Material provided |
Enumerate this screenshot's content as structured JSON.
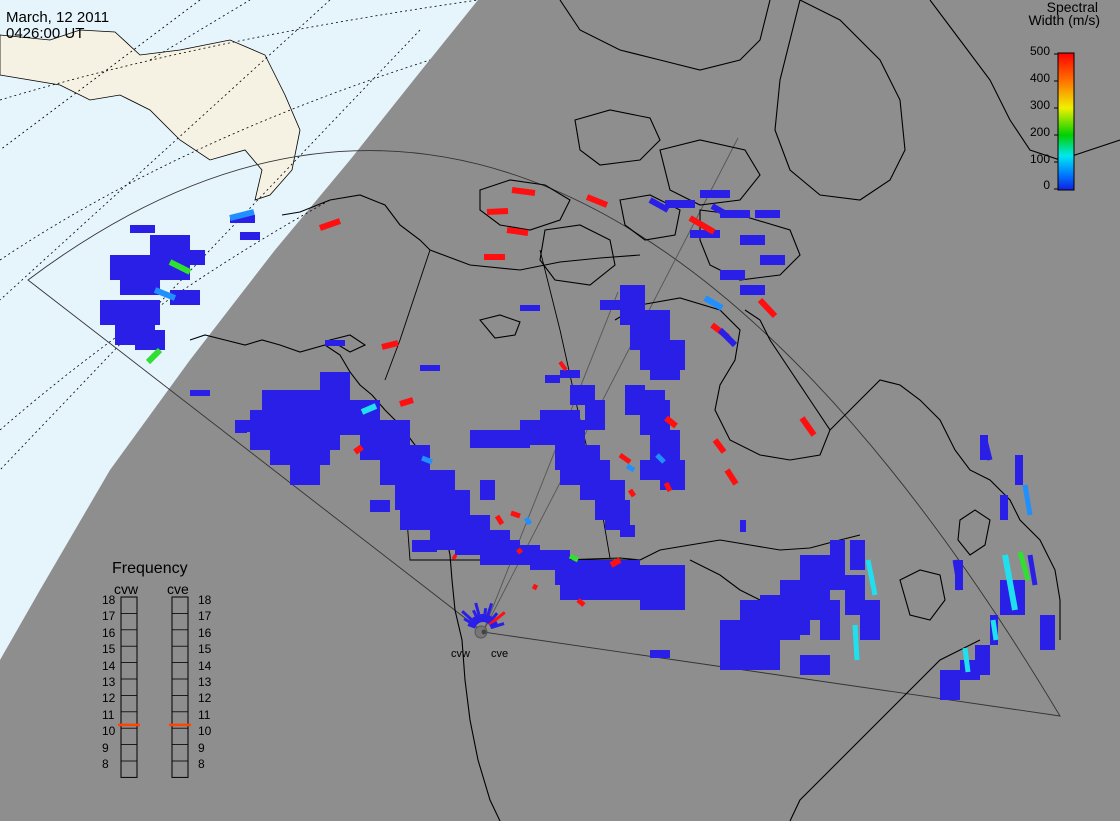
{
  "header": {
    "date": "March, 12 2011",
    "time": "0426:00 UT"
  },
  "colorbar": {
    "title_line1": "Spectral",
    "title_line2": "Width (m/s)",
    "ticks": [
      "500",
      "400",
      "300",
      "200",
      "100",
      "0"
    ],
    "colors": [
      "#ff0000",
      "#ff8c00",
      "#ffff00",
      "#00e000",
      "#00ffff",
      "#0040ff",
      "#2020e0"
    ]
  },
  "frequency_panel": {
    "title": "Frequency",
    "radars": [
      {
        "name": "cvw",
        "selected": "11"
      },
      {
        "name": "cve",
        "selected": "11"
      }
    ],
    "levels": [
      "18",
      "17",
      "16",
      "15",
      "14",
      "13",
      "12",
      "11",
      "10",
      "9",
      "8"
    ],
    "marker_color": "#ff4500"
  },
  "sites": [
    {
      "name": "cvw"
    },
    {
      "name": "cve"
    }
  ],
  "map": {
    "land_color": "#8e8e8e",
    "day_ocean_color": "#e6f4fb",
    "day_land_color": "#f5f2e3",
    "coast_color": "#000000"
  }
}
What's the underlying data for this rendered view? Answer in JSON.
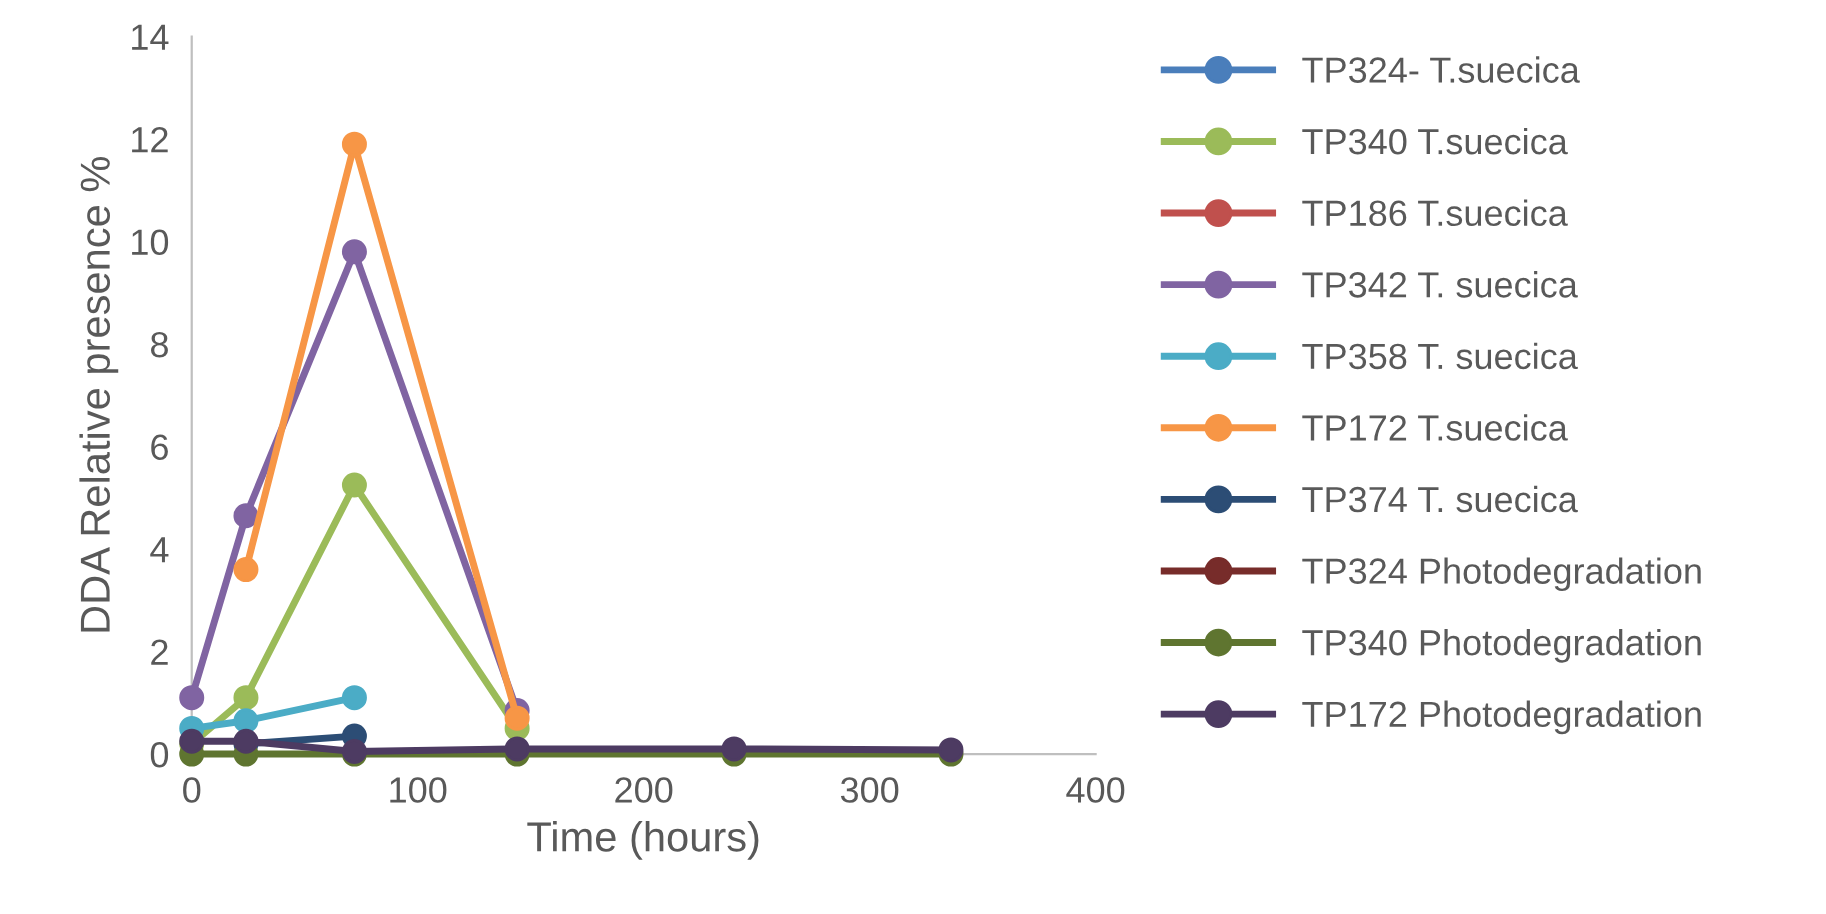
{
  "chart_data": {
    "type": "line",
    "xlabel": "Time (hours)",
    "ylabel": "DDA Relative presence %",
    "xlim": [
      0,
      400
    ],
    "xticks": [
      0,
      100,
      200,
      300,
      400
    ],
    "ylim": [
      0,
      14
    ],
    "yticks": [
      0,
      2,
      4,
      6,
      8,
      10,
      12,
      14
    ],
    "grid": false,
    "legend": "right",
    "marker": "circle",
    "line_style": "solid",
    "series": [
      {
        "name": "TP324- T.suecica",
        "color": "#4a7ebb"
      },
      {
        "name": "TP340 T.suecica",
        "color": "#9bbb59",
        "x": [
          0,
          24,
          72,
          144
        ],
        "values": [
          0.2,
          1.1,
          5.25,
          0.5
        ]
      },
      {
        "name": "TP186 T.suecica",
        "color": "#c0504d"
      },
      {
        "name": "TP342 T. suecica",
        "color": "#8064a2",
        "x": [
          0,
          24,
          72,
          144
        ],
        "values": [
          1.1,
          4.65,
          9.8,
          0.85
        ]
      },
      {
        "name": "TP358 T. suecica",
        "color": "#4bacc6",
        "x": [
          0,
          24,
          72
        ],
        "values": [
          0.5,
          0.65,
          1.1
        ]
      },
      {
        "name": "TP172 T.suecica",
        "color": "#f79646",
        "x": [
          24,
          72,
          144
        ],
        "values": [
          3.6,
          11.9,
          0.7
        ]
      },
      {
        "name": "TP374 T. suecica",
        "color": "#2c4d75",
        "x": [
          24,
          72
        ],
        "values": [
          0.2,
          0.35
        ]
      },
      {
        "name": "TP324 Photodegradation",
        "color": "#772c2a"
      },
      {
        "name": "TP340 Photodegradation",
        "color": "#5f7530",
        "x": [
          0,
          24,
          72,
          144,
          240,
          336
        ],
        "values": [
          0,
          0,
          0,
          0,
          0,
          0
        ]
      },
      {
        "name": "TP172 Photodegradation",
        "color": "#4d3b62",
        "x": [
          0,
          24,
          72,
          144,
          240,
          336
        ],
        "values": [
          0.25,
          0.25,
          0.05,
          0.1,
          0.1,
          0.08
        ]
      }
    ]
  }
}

Problem details | Output a faithful copy of the data, with each picture left out.

Written solution |
Enumerate this screenshot's content as structured JSON.
{
  "header": {
    "date": "March, 12 2011",
    "time": "0426:00 UT"
  },
  "colorbar": {
    "title_line1": "Spectral",
    "title_line2": "Width (m/s)",
    "ticks": [
      "500",
      "400",
      "300",
      "200",
      "100",
      "0"
    ],
    "colors": [
      "#ff0000",
      "#ff8c00",
      "#ffff00",
      "#00e000",
      "#00ffff",
      "#0040ff",
      "#2020e0"
    ]
  },
  "frequency_panel": {
    "title": "Frequency",
    "radars": [
      {
        "name": "cvw",
        "selected": "11"
      },
      {
        "name": "cve",
        "selected": "11"
      }
    ],
    "levels": [
      "18",
      "17",
      "16",
      "15",
      "14",
      "13",
      "12",
      "11",
      "10",
      "9",
      "8"
    ],
    "marker_color": "#ff4500"
  },
  "sites": [
    {
      "name": "cvw"
    },
    {
      "name": "cve"
    }
  ],
  "map": {
    "land_color": "#8e8e8e",
    "day_ocean_color": "#e6f4fb",
    "day_land_color": "#f5f2e3",
    "coast_color": "#000000"
  }
}
What's the underlying data for this rendered view? Answer in JSON.
{
  "chart_data": {
    "type": "line",
    "xlabel": "Time (hours)",
    "ylabel": "DDA Relative presence %",
    "xlim": [
      0,
      400
    ],
    "xticks": [
      0,
      100,
      200,
      300,
      400
    ],
    "ylim": [
      0,
      14
    ],
    "yticks": [
      0,
      2,
      4,
      6,
      8,
      10,
      12,
      14
    ],
    "grid": false,
    "legend": "right",
    "marker": "circle",
    "line_style": "solid",
    "series": [
      {
        "name": "TP324- T.suecica",
        "color": "#4a7ebb"
      },
      {
        "name": "TP340 T.suecica",
        "color": "#9bbb59",
        "x": [
          0,
          24,
          72,
          144
        ],
        "values": [
          0.2,
          1.1,
          5.25,
          0.5
        ]
      },
      {
        "name": "TP186 T.suecica",
        "color": "#c0504d"
      },
      {
        "name": "TP342 T. suecica",
        "color": "#8064a2",
        "x": [
          0,
          24,
          72,
          144
        ],
        "values": [
          1.1,
          4.65,
          9.8,
          0.85
        ]
      },
      {
        "name": "TP358 T. suecica",
        "color": "#4bacc6",
        "x": [
          0,
          24,
          72
        ],
        "values": [
          0.5,
          0.65,
          1.1
        ]
      },
      {
        "name": "TP172 T.suecica",
        "color": "#f79646",
        "x": [
          24,
          72,
          144
        ],
        "values": [
          3.6,
          11.9,
          0.7
        ]
      },
      {
        "name": "TP374 T. suecica",
        "color": "#2c4d75",
        "x": [
          24,
          72
        ],
        "values": [
          0.2,
          0.35
        ]
      },
      {
        "name": "TP324 Photodegradation",
        "color": "#772c2a"
      },
      {
        "name": "TP340 Photodegradation",
        "color": "#5f7530",
        "x": [
          0,
          24,
          72,
          144,
          240,
          336
        ],
        "values": [
          0,
          0,
          0,
          0,
          0,
          0
        ]
      },
      {
        "name": "TP172 Photodegradation",
        "color": "#4d3b62",
        "x": [
          0,
          24,
          72,
          144,
          240,
          336
        ],
        "values": [
          0.25,
          0.25,
          0.05,
          0.1,
          0.1,
          0.08
        ]
      }
    ]
  }
}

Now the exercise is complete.